◆ Input records:
-- BEGIN --
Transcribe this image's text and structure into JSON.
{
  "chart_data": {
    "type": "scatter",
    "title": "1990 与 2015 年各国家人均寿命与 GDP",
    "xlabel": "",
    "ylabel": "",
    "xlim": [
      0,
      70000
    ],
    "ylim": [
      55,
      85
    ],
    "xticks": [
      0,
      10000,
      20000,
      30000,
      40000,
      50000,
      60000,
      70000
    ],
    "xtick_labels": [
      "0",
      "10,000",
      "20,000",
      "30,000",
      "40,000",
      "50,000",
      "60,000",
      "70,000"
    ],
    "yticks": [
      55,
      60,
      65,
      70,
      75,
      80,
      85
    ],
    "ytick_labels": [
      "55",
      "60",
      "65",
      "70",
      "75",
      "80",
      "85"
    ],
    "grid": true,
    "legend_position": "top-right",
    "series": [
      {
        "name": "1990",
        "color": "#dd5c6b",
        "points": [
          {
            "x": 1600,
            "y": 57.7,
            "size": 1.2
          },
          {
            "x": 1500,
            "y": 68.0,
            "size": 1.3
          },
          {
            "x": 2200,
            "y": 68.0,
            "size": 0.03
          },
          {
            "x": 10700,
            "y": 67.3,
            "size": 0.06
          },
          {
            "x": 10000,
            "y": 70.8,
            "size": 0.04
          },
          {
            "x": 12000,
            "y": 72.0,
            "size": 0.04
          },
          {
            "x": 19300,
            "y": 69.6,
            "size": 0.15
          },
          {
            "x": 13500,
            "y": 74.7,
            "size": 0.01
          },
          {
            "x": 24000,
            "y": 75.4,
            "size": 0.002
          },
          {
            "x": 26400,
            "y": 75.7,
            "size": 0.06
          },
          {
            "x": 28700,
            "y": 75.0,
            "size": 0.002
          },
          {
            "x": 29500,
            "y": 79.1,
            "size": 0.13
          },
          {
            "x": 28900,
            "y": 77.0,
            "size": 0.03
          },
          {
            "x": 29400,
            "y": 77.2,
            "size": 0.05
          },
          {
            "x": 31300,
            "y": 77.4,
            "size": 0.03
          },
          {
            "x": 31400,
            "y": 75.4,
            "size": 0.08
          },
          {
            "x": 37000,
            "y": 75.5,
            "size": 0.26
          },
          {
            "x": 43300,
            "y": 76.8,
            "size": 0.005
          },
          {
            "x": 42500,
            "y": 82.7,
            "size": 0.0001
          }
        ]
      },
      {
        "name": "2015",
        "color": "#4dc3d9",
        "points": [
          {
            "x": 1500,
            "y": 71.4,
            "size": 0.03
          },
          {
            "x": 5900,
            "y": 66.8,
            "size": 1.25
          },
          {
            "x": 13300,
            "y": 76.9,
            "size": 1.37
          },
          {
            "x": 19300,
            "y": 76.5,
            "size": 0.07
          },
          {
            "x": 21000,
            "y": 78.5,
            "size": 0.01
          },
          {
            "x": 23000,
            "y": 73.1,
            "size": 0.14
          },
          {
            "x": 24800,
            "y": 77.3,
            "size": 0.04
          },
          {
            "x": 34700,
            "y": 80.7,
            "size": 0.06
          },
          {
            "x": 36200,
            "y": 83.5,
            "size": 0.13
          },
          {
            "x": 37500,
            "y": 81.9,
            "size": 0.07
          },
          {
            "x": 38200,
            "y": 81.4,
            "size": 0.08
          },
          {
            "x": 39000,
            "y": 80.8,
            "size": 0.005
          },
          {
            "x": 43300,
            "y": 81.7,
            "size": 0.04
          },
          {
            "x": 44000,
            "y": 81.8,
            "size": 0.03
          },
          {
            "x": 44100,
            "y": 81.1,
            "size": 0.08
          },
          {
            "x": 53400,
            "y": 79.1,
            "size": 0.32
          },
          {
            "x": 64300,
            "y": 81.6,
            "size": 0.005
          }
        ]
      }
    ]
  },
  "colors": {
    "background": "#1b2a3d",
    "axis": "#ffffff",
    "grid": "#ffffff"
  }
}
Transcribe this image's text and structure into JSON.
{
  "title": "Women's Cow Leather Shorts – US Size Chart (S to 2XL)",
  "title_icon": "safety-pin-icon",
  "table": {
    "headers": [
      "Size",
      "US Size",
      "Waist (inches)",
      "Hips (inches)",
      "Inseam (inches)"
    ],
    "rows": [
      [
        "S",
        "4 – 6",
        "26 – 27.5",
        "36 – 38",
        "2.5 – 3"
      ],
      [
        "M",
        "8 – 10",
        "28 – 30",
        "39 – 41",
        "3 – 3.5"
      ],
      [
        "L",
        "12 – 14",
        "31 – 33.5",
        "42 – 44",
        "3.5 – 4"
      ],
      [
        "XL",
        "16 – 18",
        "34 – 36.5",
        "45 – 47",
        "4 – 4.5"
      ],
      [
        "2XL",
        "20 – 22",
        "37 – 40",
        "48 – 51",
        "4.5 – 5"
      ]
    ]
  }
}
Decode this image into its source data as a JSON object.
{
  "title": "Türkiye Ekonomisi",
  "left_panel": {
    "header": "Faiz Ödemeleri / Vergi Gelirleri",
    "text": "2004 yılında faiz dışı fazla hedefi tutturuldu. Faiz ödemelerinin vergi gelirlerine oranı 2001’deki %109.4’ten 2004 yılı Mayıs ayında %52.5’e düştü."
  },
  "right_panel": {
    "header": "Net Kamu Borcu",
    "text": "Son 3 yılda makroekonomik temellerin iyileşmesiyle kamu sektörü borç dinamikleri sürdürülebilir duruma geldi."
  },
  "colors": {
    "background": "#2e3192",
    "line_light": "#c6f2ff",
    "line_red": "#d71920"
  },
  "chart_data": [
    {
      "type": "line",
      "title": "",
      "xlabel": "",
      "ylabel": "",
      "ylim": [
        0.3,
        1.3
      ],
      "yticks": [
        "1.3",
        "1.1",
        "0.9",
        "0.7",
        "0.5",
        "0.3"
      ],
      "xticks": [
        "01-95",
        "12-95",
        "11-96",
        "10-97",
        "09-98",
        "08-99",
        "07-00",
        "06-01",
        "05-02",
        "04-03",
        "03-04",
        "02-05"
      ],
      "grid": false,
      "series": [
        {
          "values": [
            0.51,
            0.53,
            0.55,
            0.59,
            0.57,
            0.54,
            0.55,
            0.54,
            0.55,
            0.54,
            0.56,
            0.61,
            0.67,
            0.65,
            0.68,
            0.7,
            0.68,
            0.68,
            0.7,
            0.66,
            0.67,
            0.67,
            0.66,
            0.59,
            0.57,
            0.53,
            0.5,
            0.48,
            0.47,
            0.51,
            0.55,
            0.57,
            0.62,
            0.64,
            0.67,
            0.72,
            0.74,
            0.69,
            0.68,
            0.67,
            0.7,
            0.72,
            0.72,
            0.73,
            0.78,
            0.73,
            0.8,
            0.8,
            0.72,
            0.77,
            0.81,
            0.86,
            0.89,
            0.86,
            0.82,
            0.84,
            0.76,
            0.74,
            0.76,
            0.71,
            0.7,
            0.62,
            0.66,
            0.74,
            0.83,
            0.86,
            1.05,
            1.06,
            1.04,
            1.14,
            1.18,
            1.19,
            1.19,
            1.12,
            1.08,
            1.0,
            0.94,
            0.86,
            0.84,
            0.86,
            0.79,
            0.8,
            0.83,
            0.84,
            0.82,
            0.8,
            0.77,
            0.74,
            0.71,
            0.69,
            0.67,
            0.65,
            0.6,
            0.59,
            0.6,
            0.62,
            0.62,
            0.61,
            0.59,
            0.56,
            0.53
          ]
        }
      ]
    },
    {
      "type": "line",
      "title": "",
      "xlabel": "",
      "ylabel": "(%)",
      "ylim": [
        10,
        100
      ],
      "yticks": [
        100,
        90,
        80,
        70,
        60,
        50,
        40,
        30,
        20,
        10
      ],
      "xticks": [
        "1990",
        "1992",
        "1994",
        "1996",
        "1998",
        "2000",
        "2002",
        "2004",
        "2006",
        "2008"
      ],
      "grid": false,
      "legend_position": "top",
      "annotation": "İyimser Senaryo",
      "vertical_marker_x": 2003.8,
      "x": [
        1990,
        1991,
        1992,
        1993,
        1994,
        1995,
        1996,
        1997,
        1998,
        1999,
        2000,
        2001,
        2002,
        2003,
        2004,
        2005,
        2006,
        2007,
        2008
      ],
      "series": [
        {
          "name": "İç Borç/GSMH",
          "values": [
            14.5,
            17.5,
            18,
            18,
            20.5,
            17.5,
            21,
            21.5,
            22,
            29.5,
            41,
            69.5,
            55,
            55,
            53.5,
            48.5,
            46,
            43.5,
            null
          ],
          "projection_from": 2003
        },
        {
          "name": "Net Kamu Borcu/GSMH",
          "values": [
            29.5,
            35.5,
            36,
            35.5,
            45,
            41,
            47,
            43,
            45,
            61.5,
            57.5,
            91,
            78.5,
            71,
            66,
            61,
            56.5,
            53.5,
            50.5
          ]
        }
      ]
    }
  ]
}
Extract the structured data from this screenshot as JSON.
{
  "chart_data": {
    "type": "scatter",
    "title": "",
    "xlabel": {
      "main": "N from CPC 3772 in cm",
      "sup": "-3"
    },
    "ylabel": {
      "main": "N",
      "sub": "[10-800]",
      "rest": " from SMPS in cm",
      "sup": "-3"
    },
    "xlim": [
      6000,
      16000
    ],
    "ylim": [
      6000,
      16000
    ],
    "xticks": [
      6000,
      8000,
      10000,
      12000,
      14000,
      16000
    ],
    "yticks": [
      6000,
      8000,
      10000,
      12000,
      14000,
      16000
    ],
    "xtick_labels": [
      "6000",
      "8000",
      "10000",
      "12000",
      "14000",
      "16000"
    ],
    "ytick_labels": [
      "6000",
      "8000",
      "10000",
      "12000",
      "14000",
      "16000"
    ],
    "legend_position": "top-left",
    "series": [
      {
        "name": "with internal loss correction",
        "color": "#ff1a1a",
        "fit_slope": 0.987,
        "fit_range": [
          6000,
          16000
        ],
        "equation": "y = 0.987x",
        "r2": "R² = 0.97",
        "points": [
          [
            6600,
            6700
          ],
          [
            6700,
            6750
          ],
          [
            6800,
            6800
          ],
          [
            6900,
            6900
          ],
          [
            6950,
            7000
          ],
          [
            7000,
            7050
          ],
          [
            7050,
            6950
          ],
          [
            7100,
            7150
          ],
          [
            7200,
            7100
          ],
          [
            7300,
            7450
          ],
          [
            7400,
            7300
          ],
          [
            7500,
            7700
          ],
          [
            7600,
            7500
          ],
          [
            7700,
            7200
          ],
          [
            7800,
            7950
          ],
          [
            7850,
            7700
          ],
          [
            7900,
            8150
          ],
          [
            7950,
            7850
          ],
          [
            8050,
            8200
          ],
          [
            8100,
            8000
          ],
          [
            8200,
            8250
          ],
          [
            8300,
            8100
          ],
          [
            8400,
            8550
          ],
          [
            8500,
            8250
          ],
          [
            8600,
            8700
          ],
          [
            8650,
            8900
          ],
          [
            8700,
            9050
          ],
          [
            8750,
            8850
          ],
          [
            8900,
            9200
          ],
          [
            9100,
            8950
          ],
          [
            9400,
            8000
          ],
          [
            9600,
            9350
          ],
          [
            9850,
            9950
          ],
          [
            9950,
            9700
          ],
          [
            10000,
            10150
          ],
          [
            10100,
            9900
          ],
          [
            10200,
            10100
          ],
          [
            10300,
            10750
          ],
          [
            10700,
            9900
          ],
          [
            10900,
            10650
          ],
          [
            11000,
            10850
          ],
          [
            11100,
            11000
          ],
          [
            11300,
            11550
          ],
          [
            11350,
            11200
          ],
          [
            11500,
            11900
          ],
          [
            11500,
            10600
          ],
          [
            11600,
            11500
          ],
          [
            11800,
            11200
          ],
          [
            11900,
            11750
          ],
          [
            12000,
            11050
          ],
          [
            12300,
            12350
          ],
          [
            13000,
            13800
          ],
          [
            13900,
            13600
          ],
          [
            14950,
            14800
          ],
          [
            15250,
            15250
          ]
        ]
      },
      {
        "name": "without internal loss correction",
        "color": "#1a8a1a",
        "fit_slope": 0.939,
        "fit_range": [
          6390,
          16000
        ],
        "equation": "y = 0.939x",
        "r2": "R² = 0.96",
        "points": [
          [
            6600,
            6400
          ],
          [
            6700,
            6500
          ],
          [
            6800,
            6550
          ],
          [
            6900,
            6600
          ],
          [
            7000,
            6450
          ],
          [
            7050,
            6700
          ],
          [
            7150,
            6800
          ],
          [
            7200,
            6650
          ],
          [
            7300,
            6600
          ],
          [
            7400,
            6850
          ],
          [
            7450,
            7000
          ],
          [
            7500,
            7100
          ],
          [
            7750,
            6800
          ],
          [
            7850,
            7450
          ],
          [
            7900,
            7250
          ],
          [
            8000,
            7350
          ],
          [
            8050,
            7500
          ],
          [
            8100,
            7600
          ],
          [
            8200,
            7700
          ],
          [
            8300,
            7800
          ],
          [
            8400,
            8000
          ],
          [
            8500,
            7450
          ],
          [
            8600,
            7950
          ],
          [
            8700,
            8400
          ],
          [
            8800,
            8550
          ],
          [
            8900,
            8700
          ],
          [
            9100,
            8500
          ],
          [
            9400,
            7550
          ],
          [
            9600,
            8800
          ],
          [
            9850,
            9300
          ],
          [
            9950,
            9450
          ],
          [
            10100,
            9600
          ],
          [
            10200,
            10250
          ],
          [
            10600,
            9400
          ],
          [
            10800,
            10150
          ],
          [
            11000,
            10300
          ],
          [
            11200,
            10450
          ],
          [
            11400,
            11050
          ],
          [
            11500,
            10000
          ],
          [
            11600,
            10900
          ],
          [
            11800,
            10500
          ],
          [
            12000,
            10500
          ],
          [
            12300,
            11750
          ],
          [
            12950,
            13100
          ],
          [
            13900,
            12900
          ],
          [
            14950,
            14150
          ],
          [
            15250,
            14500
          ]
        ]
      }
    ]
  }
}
-- END --
◆ Exercise directions: Copy every line in the records above that contains the word "grid".

◆ Result for this exercise:
    "grid": true,
    "grid": "#ffffff"
      "grid": false,
      "grid": false,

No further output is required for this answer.